**WORK REQUIRED:** Please pull out every line that includes the string "Mean".

**Extracted records:**
-------

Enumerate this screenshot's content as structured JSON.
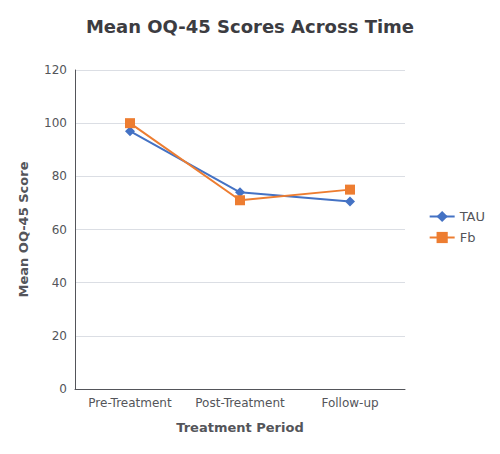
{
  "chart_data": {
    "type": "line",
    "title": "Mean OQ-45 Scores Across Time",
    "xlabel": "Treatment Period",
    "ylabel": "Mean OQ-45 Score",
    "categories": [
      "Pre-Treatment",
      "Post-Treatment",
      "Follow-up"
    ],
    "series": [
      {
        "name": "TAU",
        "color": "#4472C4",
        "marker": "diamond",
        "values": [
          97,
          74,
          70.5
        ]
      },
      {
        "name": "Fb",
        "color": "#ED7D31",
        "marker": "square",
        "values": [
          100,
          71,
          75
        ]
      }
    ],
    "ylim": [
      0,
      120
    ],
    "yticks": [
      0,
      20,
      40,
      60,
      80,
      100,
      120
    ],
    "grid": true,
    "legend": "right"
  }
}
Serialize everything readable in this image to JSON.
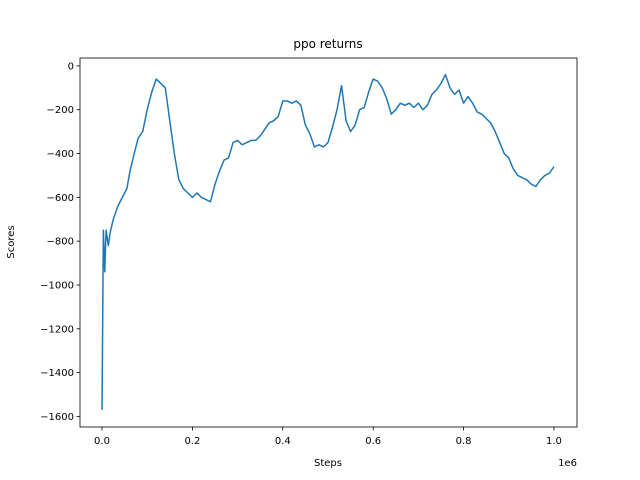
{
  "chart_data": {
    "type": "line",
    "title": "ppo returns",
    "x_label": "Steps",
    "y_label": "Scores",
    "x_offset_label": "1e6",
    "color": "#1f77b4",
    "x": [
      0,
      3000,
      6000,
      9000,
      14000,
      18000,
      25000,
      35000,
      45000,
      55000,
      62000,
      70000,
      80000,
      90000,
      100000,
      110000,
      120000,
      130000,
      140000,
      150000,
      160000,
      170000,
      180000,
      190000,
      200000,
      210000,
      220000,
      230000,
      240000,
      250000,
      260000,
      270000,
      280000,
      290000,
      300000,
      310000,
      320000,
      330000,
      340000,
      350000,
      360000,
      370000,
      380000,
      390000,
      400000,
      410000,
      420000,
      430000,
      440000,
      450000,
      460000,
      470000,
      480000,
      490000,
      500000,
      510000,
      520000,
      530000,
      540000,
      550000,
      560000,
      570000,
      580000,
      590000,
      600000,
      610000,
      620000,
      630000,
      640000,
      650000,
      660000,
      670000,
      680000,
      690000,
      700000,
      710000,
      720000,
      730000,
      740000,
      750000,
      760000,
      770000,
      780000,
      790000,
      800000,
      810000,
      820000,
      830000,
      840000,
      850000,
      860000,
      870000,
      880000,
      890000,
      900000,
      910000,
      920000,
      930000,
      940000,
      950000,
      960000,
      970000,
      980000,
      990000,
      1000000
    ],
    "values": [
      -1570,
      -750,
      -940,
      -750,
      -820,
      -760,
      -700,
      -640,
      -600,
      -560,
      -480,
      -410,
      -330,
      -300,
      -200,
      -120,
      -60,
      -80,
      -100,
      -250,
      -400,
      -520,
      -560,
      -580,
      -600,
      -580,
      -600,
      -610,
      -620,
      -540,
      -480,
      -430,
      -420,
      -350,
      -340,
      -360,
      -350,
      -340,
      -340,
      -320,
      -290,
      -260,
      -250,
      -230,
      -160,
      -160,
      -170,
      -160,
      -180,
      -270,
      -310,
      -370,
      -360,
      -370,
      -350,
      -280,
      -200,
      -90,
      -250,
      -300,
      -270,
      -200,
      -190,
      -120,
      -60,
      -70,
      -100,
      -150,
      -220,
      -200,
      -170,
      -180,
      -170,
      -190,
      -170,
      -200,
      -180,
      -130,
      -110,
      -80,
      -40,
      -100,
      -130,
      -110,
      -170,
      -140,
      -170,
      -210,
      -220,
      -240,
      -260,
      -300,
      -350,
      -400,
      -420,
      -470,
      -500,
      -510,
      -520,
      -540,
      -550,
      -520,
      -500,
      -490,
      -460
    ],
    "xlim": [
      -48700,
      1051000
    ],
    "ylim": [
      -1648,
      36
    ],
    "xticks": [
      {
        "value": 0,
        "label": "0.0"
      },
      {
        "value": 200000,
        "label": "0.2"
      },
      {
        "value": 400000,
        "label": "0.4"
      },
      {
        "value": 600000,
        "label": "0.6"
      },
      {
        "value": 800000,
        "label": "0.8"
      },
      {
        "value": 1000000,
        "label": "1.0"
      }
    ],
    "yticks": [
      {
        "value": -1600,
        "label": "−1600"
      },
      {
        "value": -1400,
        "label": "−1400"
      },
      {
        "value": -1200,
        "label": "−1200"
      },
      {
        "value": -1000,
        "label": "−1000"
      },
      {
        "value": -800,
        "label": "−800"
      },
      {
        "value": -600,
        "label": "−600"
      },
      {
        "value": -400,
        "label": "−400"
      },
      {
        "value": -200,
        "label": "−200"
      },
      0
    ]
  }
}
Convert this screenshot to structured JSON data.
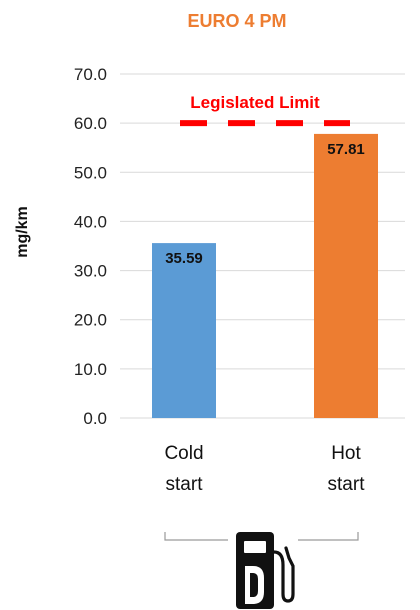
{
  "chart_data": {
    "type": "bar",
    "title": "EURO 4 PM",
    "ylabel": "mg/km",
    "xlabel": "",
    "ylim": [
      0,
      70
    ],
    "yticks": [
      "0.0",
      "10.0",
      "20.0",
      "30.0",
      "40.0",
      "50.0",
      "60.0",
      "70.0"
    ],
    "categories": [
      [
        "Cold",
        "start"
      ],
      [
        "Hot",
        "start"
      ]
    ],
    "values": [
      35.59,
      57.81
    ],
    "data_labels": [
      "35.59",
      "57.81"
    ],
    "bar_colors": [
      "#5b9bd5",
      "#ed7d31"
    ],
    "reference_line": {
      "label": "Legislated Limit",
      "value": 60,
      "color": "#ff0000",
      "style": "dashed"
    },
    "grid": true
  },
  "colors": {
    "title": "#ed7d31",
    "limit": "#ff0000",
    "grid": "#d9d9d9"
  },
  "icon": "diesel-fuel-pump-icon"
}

-------

**FINAL RESULT:**
    "title": "Mean OQ-45 Scores Across Time",
    "ylabel": "Mean OQ-45 Score",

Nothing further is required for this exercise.